═══ Dataset

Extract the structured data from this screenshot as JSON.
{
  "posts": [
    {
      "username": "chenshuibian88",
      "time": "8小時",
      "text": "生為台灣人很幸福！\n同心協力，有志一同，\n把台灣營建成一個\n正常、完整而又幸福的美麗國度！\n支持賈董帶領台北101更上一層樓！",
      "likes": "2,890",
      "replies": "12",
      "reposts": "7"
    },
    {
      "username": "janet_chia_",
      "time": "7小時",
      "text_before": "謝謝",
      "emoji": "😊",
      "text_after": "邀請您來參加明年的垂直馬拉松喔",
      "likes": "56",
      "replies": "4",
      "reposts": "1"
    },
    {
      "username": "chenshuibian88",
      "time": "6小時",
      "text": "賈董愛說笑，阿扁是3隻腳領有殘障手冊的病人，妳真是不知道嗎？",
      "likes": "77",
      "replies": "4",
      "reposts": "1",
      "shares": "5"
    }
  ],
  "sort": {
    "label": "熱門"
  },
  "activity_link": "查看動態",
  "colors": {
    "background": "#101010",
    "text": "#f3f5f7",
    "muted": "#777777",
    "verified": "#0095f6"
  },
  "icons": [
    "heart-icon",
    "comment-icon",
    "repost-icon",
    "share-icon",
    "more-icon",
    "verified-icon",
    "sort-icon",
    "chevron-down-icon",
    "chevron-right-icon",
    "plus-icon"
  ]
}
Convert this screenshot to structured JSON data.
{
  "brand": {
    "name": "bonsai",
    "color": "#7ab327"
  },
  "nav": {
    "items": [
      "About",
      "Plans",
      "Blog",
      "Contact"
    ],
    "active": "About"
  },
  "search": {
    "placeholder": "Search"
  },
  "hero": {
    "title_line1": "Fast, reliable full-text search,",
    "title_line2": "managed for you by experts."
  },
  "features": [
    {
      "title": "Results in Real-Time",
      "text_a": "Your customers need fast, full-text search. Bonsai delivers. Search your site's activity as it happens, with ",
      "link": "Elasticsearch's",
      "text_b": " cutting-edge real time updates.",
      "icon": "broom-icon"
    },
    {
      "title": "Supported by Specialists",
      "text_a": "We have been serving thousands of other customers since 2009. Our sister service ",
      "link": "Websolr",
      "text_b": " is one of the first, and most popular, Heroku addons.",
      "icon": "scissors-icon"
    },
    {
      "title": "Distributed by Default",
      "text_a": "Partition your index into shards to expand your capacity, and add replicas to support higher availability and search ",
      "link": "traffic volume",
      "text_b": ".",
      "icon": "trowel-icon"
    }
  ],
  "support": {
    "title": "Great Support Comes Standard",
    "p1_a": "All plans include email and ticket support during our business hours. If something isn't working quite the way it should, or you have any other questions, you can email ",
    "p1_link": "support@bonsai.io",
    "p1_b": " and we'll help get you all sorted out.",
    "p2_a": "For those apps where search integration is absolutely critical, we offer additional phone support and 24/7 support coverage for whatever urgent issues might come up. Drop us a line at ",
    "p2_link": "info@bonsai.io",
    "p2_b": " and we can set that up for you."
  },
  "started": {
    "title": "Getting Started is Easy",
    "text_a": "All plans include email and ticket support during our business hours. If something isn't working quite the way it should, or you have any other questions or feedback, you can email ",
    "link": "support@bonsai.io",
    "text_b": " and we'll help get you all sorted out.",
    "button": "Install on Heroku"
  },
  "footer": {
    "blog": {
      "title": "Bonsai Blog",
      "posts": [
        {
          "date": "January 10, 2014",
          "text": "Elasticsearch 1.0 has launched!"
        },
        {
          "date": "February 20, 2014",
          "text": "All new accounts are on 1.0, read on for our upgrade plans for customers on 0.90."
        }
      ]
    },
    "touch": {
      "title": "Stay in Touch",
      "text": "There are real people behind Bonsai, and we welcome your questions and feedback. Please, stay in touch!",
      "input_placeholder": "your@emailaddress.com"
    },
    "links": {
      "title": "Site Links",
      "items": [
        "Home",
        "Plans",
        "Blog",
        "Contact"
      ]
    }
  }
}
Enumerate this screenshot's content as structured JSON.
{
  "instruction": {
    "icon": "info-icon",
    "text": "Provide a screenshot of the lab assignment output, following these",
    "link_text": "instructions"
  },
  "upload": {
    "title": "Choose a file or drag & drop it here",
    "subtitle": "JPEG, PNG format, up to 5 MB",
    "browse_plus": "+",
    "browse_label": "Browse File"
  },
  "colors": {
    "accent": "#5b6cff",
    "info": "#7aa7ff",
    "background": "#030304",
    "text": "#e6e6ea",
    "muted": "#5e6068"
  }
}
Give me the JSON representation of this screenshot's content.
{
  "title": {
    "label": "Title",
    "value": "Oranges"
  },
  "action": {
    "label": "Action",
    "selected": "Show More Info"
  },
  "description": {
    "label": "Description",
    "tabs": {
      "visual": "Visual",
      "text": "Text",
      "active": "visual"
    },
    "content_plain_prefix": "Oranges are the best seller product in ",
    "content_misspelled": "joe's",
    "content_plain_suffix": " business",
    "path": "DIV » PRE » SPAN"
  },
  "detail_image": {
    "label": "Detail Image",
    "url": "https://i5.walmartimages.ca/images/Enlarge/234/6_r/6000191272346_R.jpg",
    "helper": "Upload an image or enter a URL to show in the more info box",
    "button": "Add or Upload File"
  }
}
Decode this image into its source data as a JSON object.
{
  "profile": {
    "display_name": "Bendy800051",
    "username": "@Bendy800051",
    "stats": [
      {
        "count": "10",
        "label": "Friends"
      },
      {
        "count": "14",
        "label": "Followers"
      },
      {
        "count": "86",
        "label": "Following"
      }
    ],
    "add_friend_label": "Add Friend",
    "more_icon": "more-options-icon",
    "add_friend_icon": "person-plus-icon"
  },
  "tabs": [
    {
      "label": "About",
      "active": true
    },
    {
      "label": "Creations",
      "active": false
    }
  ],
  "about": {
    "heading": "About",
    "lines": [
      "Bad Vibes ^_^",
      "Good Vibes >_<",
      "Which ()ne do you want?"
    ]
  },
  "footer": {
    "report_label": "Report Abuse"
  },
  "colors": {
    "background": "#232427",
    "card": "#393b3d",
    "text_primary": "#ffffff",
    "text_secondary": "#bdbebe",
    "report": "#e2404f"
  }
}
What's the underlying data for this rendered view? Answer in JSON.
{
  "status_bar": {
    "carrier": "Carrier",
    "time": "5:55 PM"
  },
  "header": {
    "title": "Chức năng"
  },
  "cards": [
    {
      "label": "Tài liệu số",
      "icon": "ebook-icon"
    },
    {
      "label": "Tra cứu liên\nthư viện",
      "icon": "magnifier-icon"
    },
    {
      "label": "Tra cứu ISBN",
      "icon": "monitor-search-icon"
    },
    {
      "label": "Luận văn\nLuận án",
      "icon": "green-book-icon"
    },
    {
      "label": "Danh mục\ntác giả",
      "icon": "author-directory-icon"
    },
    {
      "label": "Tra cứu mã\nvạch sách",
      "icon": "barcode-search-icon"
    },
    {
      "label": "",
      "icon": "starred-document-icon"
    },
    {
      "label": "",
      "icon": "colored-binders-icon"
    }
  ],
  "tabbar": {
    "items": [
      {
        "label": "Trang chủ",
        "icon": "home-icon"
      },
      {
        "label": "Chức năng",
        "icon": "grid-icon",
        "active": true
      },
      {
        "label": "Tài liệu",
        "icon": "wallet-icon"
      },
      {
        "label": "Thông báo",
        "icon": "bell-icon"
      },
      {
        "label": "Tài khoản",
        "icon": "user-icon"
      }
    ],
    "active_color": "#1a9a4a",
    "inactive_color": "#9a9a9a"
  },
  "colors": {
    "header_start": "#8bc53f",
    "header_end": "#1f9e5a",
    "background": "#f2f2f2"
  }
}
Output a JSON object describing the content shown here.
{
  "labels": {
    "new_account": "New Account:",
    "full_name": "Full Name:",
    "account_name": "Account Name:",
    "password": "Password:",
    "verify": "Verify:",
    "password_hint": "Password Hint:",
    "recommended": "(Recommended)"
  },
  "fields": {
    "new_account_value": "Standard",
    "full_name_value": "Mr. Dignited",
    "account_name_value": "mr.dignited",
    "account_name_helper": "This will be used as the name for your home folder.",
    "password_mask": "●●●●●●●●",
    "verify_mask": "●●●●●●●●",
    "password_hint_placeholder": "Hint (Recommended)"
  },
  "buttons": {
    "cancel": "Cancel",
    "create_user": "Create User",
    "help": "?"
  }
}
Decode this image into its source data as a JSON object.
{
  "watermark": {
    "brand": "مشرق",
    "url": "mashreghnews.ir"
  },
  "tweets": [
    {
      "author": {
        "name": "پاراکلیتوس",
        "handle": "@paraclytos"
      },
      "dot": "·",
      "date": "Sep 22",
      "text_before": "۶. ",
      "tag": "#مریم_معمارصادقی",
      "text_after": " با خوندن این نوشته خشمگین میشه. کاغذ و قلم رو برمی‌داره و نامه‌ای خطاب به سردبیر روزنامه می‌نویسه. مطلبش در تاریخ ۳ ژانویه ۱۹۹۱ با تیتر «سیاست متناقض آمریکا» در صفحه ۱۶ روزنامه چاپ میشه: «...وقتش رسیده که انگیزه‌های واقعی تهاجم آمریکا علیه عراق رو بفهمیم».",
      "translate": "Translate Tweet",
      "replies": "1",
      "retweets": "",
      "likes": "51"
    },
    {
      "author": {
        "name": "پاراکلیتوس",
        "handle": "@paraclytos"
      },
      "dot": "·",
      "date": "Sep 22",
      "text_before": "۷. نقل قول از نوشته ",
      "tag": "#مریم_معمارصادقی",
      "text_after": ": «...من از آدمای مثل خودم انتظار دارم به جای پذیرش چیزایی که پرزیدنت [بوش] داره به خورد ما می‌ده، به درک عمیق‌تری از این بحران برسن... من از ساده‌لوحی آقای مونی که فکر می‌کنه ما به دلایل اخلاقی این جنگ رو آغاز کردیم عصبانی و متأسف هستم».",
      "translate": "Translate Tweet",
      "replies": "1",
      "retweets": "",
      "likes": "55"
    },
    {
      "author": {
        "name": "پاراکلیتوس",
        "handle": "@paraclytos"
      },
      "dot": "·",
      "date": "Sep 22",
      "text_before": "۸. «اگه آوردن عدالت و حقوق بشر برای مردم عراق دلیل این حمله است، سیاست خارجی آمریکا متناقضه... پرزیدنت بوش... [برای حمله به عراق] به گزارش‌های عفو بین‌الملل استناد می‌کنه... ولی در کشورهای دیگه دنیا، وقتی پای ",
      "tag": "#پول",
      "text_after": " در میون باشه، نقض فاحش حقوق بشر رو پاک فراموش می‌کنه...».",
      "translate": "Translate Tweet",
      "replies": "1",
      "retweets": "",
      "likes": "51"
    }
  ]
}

══════

### The problem
Gather from the records above every line containing the string "Recommended".

### Result
    "recommended": "(Recommended)"
    "password_hint_placeholder": "Hint (Recommended)"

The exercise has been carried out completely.